> **WHAT THE TASK REQUIRES**:
Go over each line of the entries below, count those with "reserved", and give only the count.

> **PROVIDED DATA**:
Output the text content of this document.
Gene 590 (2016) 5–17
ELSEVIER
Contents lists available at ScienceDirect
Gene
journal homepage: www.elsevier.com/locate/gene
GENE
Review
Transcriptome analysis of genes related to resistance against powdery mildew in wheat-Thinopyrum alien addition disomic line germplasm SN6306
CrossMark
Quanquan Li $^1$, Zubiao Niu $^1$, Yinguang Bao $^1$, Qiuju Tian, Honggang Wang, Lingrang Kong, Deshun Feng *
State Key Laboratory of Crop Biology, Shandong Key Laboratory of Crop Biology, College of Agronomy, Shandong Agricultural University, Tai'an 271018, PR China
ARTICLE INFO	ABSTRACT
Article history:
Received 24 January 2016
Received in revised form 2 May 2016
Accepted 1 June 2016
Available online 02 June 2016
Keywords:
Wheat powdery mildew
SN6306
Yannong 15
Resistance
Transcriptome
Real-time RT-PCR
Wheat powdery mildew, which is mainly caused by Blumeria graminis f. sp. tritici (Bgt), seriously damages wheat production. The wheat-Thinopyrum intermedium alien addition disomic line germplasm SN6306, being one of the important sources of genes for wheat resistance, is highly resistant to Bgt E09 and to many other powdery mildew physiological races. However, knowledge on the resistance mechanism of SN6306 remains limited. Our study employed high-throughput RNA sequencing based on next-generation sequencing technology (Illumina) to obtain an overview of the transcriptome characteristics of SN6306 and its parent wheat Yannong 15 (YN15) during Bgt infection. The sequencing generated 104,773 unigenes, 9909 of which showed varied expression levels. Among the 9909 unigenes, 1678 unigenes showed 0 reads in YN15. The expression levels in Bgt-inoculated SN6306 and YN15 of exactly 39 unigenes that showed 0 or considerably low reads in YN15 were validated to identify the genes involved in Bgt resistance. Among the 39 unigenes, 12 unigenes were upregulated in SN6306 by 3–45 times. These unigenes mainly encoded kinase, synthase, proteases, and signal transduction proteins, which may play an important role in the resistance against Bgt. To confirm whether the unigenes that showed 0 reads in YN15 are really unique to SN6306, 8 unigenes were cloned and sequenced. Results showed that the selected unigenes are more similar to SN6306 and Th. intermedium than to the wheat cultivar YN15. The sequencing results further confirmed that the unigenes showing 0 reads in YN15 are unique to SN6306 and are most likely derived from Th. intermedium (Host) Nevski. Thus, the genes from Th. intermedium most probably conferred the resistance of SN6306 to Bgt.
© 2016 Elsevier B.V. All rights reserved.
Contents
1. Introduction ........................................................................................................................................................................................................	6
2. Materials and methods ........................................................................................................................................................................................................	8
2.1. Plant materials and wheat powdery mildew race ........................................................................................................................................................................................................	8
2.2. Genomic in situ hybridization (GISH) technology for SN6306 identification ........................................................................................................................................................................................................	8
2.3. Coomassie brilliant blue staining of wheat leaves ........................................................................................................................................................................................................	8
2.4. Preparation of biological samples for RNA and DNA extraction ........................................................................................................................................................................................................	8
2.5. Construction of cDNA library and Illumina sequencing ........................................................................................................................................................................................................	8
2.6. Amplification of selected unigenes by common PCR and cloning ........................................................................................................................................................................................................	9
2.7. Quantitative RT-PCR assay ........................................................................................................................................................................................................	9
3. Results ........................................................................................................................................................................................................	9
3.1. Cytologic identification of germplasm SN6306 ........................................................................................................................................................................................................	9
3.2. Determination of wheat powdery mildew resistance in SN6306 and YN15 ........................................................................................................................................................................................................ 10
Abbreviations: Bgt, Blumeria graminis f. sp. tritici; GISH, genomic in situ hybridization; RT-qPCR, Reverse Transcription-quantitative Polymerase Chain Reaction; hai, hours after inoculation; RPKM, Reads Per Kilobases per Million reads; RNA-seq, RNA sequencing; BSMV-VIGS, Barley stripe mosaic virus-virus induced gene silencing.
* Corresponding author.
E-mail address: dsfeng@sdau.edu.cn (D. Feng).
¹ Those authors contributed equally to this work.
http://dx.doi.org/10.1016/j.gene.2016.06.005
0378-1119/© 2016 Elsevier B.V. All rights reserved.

> **WRITTEN ANSWER**:
2